__STATED PROBLEM__. Every line below should be repeated exactly.

------------------------

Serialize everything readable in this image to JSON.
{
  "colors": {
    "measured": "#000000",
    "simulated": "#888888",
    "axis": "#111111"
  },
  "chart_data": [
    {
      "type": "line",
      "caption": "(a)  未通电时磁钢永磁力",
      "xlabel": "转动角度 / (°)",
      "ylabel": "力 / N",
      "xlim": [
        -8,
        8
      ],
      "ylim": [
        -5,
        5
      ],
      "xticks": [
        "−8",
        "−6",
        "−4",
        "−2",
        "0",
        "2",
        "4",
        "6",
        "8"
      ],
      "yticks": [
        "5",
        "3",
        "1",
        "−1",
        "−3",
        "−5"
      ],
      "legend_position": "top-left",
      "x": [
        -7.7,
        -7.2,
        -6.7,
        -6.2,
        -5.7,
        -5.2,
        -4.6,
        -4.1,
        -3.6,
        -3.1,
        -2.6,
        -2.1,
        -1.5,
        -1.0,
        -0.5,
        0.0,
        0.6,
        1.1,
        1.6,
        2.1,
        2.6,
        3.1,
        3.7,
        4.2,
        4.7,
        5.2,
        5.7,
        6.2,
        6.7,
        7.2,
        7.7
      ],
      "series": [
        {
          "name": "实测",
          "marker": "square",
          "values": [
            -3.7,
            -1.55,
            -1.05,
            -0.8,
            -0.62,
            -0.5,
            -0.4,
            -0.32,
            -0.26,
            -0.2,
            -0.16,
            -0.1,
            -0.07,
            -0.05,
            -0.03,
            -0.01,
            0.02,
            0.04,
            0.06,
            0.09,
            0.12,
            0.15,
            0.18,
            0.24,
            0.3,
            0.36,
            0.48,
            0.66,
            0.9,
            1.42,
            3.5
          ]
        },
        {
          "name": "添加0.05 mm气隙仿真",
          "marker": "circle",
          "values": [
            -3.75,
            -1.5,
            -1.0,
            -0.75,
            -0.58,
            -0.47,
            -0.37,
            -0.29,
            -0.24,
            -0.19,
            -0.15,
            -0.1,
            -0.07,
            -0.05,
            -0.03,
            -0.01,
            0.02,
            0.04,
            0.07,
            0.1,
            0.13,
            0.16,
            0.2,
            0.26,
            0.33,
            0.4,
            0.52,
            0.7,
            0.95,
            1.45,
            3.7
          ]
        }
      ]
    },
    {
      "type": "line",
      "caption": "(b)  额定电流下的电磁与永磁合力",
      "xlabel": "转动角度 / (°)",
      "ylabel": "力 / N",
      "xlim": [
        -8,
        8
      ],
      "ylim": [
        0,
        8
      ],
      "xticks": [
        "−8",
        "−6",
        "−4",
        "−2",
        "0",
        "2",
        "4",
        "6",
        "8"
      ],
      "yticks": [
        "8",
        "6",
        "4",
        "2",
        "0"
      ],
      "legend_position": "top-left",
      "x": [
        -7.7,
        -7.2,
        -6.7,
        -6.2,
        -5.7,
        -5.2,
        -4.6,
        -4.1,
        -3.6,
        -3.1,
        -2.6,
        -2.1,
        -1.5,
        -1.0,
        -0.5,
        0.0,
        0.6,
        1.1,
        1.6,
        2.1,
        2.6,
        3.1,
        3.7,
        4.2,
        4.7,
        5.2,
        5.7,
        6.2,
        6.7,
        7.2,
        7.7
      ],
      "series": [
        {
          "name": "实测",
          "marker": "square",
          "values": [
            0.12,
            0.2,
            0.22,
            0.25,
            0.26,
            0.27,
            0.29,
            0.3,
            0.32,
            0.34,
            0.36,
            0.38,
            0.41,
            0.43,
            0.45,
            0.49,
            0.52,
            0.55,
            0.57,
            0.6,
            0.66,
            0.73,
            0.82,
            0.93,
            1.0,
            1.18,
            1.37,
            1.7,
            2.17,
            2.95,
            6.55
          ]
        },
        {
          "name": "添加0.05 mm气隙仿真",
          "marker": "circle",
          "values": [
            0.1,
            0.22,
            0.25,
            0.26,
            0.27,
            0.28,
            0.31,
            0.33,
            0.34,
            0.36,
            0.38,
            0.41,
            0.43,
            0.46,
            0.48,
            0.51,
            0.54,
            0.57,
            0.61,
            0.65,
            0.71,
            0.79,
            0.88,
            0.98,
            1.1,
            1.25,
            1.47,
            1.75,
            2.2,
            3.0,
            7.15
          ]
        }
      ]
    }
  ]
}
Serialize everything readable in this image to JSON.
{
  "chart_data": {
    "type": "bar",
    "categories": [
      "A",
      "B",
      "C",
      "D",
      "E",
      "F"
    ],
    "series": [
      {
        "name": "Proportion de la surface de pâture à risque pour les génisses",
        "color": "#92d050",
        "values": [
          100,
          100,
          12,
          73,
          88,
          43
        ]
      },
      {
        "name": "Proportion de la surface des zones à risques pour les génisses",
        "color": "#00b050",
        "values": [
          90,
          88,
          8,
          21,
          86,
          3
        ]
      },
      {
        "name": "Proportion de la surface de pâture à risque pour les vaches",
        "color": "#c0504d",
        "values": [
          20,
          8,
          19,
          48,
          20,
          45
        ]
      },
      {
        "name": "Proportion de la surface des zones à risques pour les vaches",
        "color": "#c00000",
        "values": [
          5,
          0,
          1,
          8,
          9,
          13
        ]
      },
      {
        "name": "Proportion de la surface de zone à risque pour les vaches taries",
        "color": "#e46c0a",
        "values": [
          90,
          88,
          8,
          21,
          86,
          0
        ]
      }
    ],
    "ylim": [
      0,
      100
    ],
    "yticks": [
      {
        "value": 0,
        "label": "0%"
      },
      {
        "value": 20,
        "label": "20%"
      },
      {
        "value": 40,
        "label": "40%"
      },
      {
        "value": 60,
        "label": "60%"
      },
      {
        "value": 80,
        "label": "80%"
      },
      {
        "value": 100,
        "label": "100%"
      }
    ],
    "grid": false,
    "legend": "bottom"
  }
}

------------------------

__OUTPUT__.
Serialize everything readable in this image to JSON.
{
  "colors": {
    "measured": "#000000",
    "simulated": "#888888",
    "axis": "#111111"
  },
  "chart_data": [
    {
      "type": "line",
      "caption": "(a)  未通电时磁钢永磁力",
      "xlabel": "转动角度 / (°)",
      "ylabel": "力 / N",
      "xlim": [
        -8,
        8
      ],
      "ylim": [
        -5,
        5
      ],
      "xticks": [
        "−8",
        "−6",
        "−4",
        "−2",
        "0",
        "2",
        "4",
        "6",
        "8"
      ],
      "yticks": [
        "5",
        "3",
        "1",
        "−1",
        "−3",
        "−5"
      ],
      "legend_position": "top-left",
      "x": [
        -7.7,
        -7.2,
        -6.7,
        -6.2,
        -5.7,
        -5.2,
        -4.6,
        -4.1,
        -3.6,
        -3.1,
        -2.6,
        -2.1,
        -1.5,
        -1.0,
        -0.5,
        0.0,
        0.6,
        1.1,
        1.6,
        2.1,
        2.6,
        3.1,
        3.7,
        4.2,
        4.7,
        5.2,
        5.7,
        6.2,
        6.7,
        7.2,
        7.7
      ],
      "series": [
        {
          "name": "实测",
          "marker": "square",
          "values": [
            -3.7,
            -1.55,
            -1.05,
            -0.8,
            -0.62,
            -0.5,
            -0.4,
            -0.32,
            -0.26,
            -0.2,
            -0.16,
            -0.1,
            -0.07,
            -0.05,
            -0.03,
            -0.01,
            0.02,
            0.04,
            0.06,
            0.09,
            0.12,
            0.15,
            0.18,
            0.24,
            0.3,
            0.36,
            0.48,
            0.66,
            0.9,
            1.42,
            3.5
          ]
        },
        {
          "name": "添加0.05 mm气隙仿真",
          "marker": "circle",
          "values": [
            -3.75,
            -1.5,
            -1.0,
            -0.75,
            -0.58,
            -0.47,
            -0.37,
            -0.29,
            -0.24,
            -0.19,
            -0.15,
            -0.1,
            -0.07,
            -0.05,
            -0.03,
            -0.01,
            0.02,
            0.04,
            0.07,
            0.1,
            0.13,
            0.16,
            0.2,
            0.26,
            0.33,
            0.4,
            0.52,
            0.7,
            0.95,
            1.45,
            3.7
          ]
        }
      ]
    },
    {
      "type": "line",
      "caption": "(b)  额定电流下的电磁与永磁合力",
      "xlabel": "转动角度 / (°)",
      "ylabel": "力 / N",
      "xlim": [
        -8,
        8
      ],
      "ylim": [
        0,
        8
      ],
      "xticks": [
        "−8",
        "−6",
        "−4",
        "−2",
        "0",
        "2",
        "4",
        "6",
        "8"
      ],
      "yticks": [
        "8",
        "6",
        "4",
        "2",
        "0"
      ],
      "legend_position": "top-left",
      "x": [
        -7.7,
        -7.2,
        -6.7,
        -6.2,
        -5.7,
        -5.2,
        -4.6,
        -4.1,
        -3.6,
        -3.1,
        -2.6,
        -2.1,
        -1.5,
        -1.0,
        -0.5,
        0.0,
        0.6,
        1.1,
        1.6,
        2.1,
        2.6,
        3.1,
        3.7,
        4.2,
        4.7,
        5.2,
        5.7,
        6.2,
        6.7,
        7.2,
        7.7
      ],
      "series": [
        {
          "name": "实测",
          "marker": "square",
          "values": [
            0.12,
            0.2,
            0.22,
            0.25,
            0.26,
            0.27,
            0.29,
            0.3,
            0.32,
            0.34,
            0.36,
            0.38,
            0.41,
            0.43,
            0.45,
            0.49,
            0.52,
            0.55,
            0.57,
            0.6,
            0.66,
            0.73,
            0.82,
            0.93,
            1.0,
            1.18,
            1.37,
            1.7,
            2.17,
            2.95,
            6.55
          ]
        },
        {
          "name": "添加0.05 mm气隙仿真",
          "marker": "circle",
          "values": [
            0.1,
            0.22,
            0.25,
            0.26,
            0.27,
            0.28,
            0.31,
            0.33,
            0.34,
            0.36,
            0.38,
            0.41,
            0.43,
            0.46,
            0.48,
            0.51,
            0.54,
            0.57,
            0.61,
            0.65,
            0.71,
            0.79,
            0.88,
            0.98,
            1.1,
            1.25,
            1.47,
            1.75,
            2.2,
            3.0,
            7.15
          ]
        }
      ]
    }
  ]
}
Serialize everything readable in this image to JSON.
{
  "chart_data": {
    "type": "bar",
    "categories": [
      "A",
      "B",
      "C",
      "D",
      "E",
      "F"
    ],
    "series": [
      {
        "name": "Proportion de la surface de pâture à risque pour les génisses",
        "color": "#92d050",
        "values": [
          100,
          100,
          12,
          73,
          88,
          43
        ]
      },
      {
        "name": "Proportion de la surface des zones à risques pour les génisses",
        "color": "#00b050",
        "values": [
          90,
          88,
          8,
          21,
          86,
          3
        ]
      },
      {
        "name": "Proportion de la surface de pâture à risque pour les vaches",
        "color": "#c0504d",
        "values": [
          20,
          8,
          19,
          48,
          20,
          45
        ]
      },
      {
        "name": "Proportion de la surface des zones à risques pour les vaches",
        "color": "#c00000",
        "values": [
          5,
          0,
          1,
          8,
          9,
          13
        ]
      },
      {
        "name": "Proportion de la surface de zone à risque pour les vaches taries",
        "color": "#e46c0a",
        "values": [
          90,
          88,
          8,
          21,
          86,
          0
        ]
      }
    ],
    "ylim": [
      0,
      100
    ],
    "yticks": [
      {
        "value": 0,
        "label": "0%"
      },
      {
        "value": 20,
        "label": "20%"
      },
      {
        "value": 40,
        "label": "40%"
      },
      {
        "value": 60,
        "label": "60%"
      },
      {
        "value": 80,
        "label": "80%"
      },
      {
        "value": 100,
        "label": "100%"
      }
    ],
    "grid": false,
    "legend": "bottom"
  }
}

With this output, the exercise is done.